[Collected data]
begin

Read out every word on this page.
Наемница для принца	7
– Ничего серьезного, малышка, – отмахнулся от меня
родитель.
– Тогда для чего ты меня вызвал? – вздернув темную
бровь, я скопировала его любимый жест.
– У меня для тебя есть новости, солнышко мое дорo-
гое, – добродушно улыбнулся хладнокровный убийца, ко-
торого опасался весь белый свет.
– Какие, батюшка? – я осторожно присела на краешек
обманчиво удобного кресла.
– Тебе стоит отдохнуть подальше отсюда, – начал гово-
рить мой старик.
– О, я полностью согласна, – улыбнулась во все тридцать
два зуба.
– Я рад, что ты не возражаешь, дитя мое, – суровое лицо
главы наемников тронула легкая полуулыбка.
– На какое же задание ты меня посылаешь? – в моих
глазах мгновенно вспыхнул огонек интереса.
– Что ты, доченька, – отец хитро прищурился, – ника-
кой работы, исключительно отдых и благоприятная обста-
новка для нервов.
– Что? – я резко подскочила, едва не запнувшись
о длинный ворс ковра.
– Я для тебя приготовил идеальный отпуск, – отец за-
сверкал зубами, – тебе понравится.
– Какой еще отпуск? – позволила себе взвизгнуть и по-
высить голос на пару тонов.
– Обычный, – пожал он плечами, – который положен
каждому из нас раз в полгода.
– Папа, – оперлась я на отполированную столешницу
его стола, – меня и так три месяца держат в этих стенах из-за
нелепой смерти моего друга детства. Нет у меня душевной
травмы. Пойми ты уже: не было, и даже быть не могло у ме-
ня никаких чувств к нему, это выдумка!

end

## WRITTEN PROBLEM
Write out every line exactly as it stands.

## WRITTEN RESPONSE
Read out every word on this page.
Наемница для принца	7
– Ничего серьезного, малышка, – отмахнулся от меня
родитель.
– Тогда для чего ты меня вызвал? – вздернув темную
бровь, я скопировала его любимый жест.
– У меня для тебя есть новости, солнышко мое дорo-
гое, – добродушно улыбнулся хладнокровный убийца, ко-
торого опасался весь белый свет.
– Какие, батюшка? – я осторожно присела на краешек
обманчиво удобного кресла.
– Тебе стоит отдохнуть подальше отсюда, – начал гово-
рить мой старик.
– О, я полностью согласна, – улыбнулась во все тридцать
два зуба.
– Я рад, что ты не возражаешь, дитя мое, – суровое лицо
главы наемников тронула легкая полуулыбка.
– На какое же задание ты меня посылаешь? – в моих
глазах мгновенно вспыхнул огонек интереса.
– Что ты, доченька, – отец хитро прищурился, – ника-
кой работы, исключительно отдых и благоприятная обста-
новка для нервов.
– Что? – я резко подскочила, едва не запнувшись
о длинный ворс ковра.
– Я для тебя приготовил идеальный отпуск, – отец за-
сверкал зубами, – тебе понравится.
– Какой еще отпуск? – позволила себе взвизгнуть и по-
высить голос на пару тонов.
– Обычный, – пожал он плечами, – который положен
каждому из нас раз в полгода.
– Папа, – оперлась я на отполированную столешницу
его стола, – меня и так три месяца держат в этих стенах из-за
нелепой смерти моего друга детства. Нет у меня душевной
травмы. Пойми ты уже: не было, и даже быть не могло у ме-
ня никаких чувств к нему, это выдумка!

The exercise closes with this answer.